*Objective*
Give back the full listing verbatim, apart from its images.

"""

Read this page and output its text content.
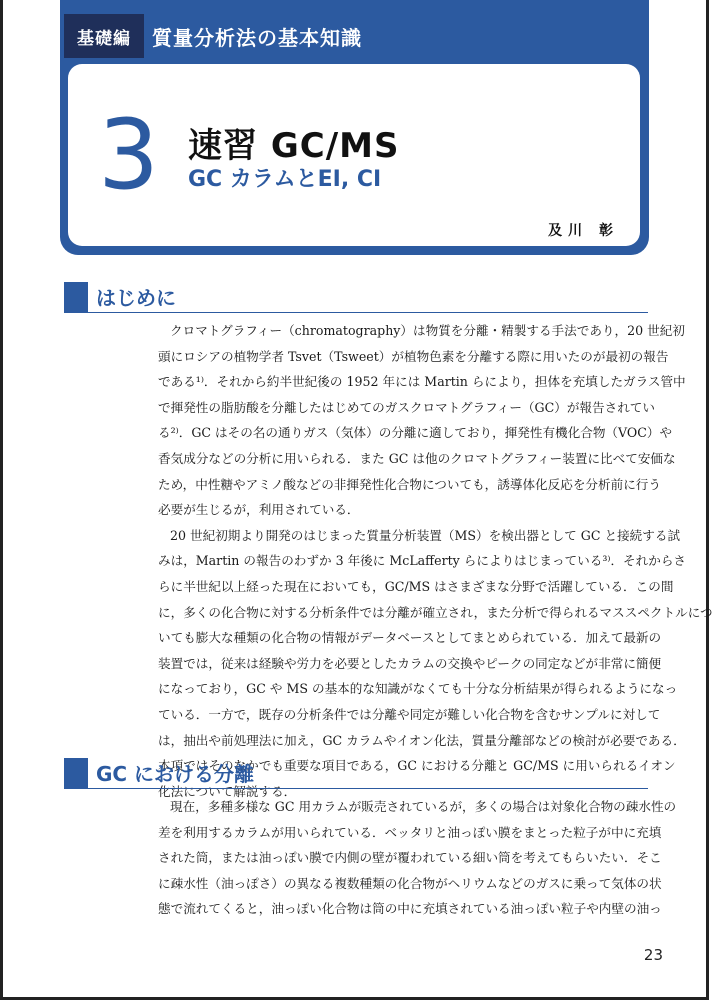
基礎編	質量分析法の基本知識
3 速習 GC/MS
GC カラムとEI, CI
及川 彰
はじめに
クロマトグラフィー（chromatography）は物質を分離・精製する手法であり，20 世紀初
頭にロシアの植物学者 Tsvet（Tsweet）が植物色素を分離する際に用いたのが最初の報告
である¹⁾．それから約半世紀後の 1952 年には Martin らにより，担体を充填したガラス管中
で揮発性の脂肪酸を分離したはじめてのガスクロマトグラフィー（GC）が報告されてい
る²⁾．GC はその名の通りガス（気体）の分離に適しており，揮発性有機化合物（VOC）や
香気成分などの分析に用いられる．また GC は他のクロマトグラフィー装置に比べて安価な
ため，中性糖やアミノ酸などの非揮発性化合物についても，誘導体化反応を分析前に行う
必要が生じるが，利用されている．
20 世紀初期より開発のはじまった質量分析装置（MS）を検出器として GC と接続する試
みは，Martin の報告のわずか 3 年後に McLafferty らによりはじまっている³⁾．それからさ
らに半世紀以上経った現在においても，GC/MS はさまざまな分野で活躍している．この間
に，多くの化合物に対する分析条件では分離が確立され，また分析で得られるマススペクトルにつ
いても膨大な種類の化合物の情報がデータベースとしてまとめられている．加えて最新の
装置では，従来は経験や労力を必要としたカラムの交換やピークの同定などが非常に簡便
になっており，GC や MS の基本的な知識がなくても十分な分析結果が得られるようになっ
ている．一方で，既存の分析条件では分離や同定が難しい化合物を含むサンプルに対して
は，抽出や前処理法に加え，GC カラムやイオン化法，質量分離部などの検討が必要である．
本項ではそのなかでも重要な項目である，GC における分離と GC/MS に用いられるイオン
化法について解説する．
GC における分離
現在，多種多様な GC 用カラムが販売されているが，多くの場合は対象化合物の疎水性の
差を利用するカラムが用いられている．ベッタリと油っぽい膜をまとった粒子が中に充填
された筒，または油っぽい膜で内側の壁が覆われている細い筒を考えてもらいたい．そこ
に疎水性（油っぽさ）の異なる複数種類の化合物がヘリウムなどのガスに乗って気体の状
態で流れてくると，油っぽい化合物は筒の中に充填されている油っぽい粒子や内壁の油っ
23
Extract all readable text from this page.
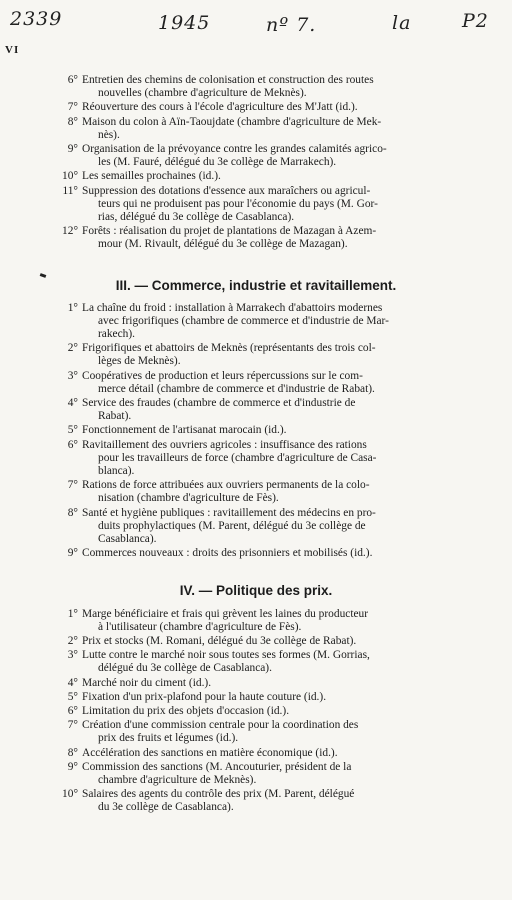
2339	1945	nº 7.	la	P2
VI
6° Entretien des chemins de colonisation et construction des routes
nouvelles (chambre d'agriculture de Meknès).
7° Réouverture des cours à l'école d'agriculture des M'Jatt (id.).
8° Maison du colon à Aïn-Taoujdate (chambre d'agriculture de Mek-
nès).
9° Organisation de la prévoyance contre les grandes calamités agrico-
les (M. Fauré, délégué du 3e collège de Marrakech).
10° Les semailles prochaines (id.).
11° Suppression des dotations d'essence aux maraîchers ou agricul-
teurs qui ne produisent pas pour l'économie du pays (M. Gor-
rias, délégué du 3e collège de Casablanca).
12° Forêts : réalisation du projet de plantations de Mazagan à Azem-
mour (M. Rivault, délégué du 3e collège de Mazagan).
III. — Commerce, industrie et ravitaillement.
1° La chaîne du froid : installation à Marrakech d'abattoirs modernes
avec frigorifiques (chambre de commerce et d'industrie de Mar-
rakech).
2° Frigorifiques et abattoirs de Meknès (représentants des trois col-
lèges de Meknès).
3° Coopératives de production et leurs répercussions sur le com-
merce détail (chambre de commerce et d'industrie de Rabat).
4° Service des fraudes (chambre de commerce et d'industrie de
Rabat).
5° Fonctionnement de l'artisanat marocain (id.).
6° Ravitaillement des ouvriers agricoles : insuffisance des rations
pour les travailleurs de force (chambre d'agriculture de Casa-
blanca).
7° Rations de force attribuées aux ouvriers permanents de la colo-
nisation (chambre d'agriculture de Fès).
8° Santé et hygiène publiques : ravitaillement des médecins en pro-
duits prophylactiques (M. Parent, délégué du 3e collège de
Casablanca).
9° Commerces nouveaux : droits des prisonniers et mobilisés (id.).
IV. — Politique des prix.
1° Marge bénéficiaire et frais qui grèvent les laines du producteur
à l'utilisateur (chambre d'agriculture de Fès).
2° Prix et stocks (M. Romani, délégué du 3e collège de Rabat).
3° Lutte contre le marché noir sous toutes ses formes (M. Gorrias,
délégué du 3e collège de Casablanca).
4° Marché noir du ciment (id.).
5° Fixation d'un prix-plafond pour la haute couture (id.).
6° Limitation du prix des objets d'occasion (id.).
7° Création d'une commission centrale pour la coordination des
prix des fruits et légumes (id.).
8° Accélération des sanctions en matière économique (id.).
9° Commission des sanctions (M. Ancouturier, président de la
chambre d'agriculture de Meknès).
10° Salaires des agents du contrôle des prix (M. Parent, délégué
du 3e collège de Casablanca).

"""

*Exercise output*
Read this page and output its text content.
基礎編	質量分析法の基本知識
3 速習 GC/MS
GC カラムとEI, CI
及川 彰
はじめに
クロマトグラフィー（chromatography）は物質を分離・精製する手法であり，20 世紀初
頭にロシアの植物学者 Tsvet（Tsweet）が植物色素を分離する際に用いたのが最初の報告
である¹⁾．それから約半世紀後の 1952 年には Martin らにより，担体を充填したガラス管中
で揮発性の脂肪酸を分離したはじめてのガスクロマトグラフィー（GC）が報告されてい
る²⁾．GC はその名の通りガス（気体）の分離に適しており，揮発性有機化合物（VOC）や
香気成分などの分析に用いられる．また GC は他のクロマトグラフィー装置に比べて安価な
ため，中性糖やアミノ酸などの非揮発性化合物についても，誘導体化反応を分析前に行う
必要が生じるが，利用されている．
20 世紀初期より開発のはじまった質量分析装置（MS）を検出器として GC と接続する試
みは，Martin の報告のわずか 3 年後に McLafferty らによりはじまっている³⁾．それからさ
らに半世紀以上経った現在においても，GC/MS はさまざまな分野で活躍している．この間
に，多くの化合物に対する分析条件では分離が確立され，また分析で得られるマススペクトルにつ
いても膨大な種類の化合物の情報がデータベースとしてまとめられている．加えて最新の
装置では，従来は経験や労力を必要としたカラムの交換やピークの同定などが非常に簡便
になっており，GC や MS の基本的な知識がなくても十分な分析結果が得られるようになっ
ている．一方で，既存の分析条件では分離や同定が難しい化合物を含むサンプルに対して
は，抽出や前処理法に加え，GC カラムやイオン化法，質量分離部などの検討が必要である．
本項ではそのなかでも重要な項目である，GC における分離と GC/MS に用いられるイオン
化法について解説する．
GC における分離
現在，多種多様な GC 用カラムが販売されているが，多くの場合は対象化合物の疎水性の
差を利用するカラムが用いられている．ベッタリと油っぽい膜をまとった粒子が中に充填
された筒，または油っぽい膜で内側の壁が覆われている細い筒を考えてもらいたい．そこ
に疎水性（油っぽさ）の異なる複数種類の化合物がヘリウムなどのガスに乗って気体の状
態で流れてくると，油っぽい化合物は筒の中に充填されている油っぽい粒子や内壁の油っ
23
Extract all readable text from this page.
2339	1945	nº 7.	la	P2
VI
6° Entretien des chemins de colonisation et construction des routes
nouvelles (chambre d'agriculture de Meknès).
7° Réouverture des cours à l'école d'agriculture des M'Jatt (id.).
8° Maison du colon à Aïn-Taoujdate (chambre d'agriculture de Mek-
nès).
9° Organisation de la prévoyance contre les grandes calamités agrico-
les (M. Fauré, délégué du 3e collège de Marrakech).
10° Les semailles prochaines (id.).
11° Suppression des dotations d'essence aux maraîchers ou agricul-
teurs qui ne produisent pas pour l'économie du pays (M. Gor-
rias, délégué du 3e collège de Casablanca).
12° Forêts : réalisation du projet de plantations de Mazagan à Azem-
mour (M. Rivault, délégué du 3e collège de Mazagan).
III. — Commerce, industrie et ravitaillement.
1° La chaîne du froid : installation à Marrakech d'abattoirs modernes
avec frigorifiques (chambre de commerce et d'industrie de Mar-
rakech).
2° Frigorifiques et abattoirs de Meknès (représentants des trois col-
lèges de Meknès).
3° Coopératives de production et leurs répercussions sur le com-
merce détail (chambre de commerce et d'industrie de Rabat).
4° Service des fraudes (chambre de commerce et d'industrie de
Rabat).
5° Fonctionnement de l'artisanat marocain (id.).
6° Ravitaillement des ouvriers agricoles : insuffisance des rations
pour les travailleurs de force (chambre d'agriculture de Casa-
blanca).
7° Rations de force attribuées aux ouvriers permanents de la colo-
nisation (chambre d'agriculture de Fès).
8° Santé et hygiène publiques : ravitaillement des médecins en pro-
duits prophylactiques (M. Parent, délégué du 3e collège de
Casablanca).
9° Commerces nouveaux : droits des prisonniers et mobilisés (id.).
IV. — Politique des prix.
1° Marge bénéficiaire et frais qui grèvent les laines du producteur
à l'utilisateur (chambre d'agriculture de Fès).
2° Prix et stocks (M. Romani, délégué du 3e collège de Rabat).
3° Lutte contre le marché noir sous toutes ses formes (M. Gorrias,
délégué du 3e collège de Casablanca).
4° Marché noir du ciment (id.).
5° Fixation d'un prix-plafond pour la haute couture (id.).
6° Limitation du prix des objets d'occasion (id.).
7° Création d'une commission centrale pour la coordination des
prix des fruits et légumes (id.).
8° Accélération des sanctions en matière économique (id.).
9° Commission des sanctions (M. Ancouturier, président de la
chambre d'agriculture de Meknès).
10° Salaires des agents du contrôle des prix (M. Parent, délégué
du 3e collège de Casablanca).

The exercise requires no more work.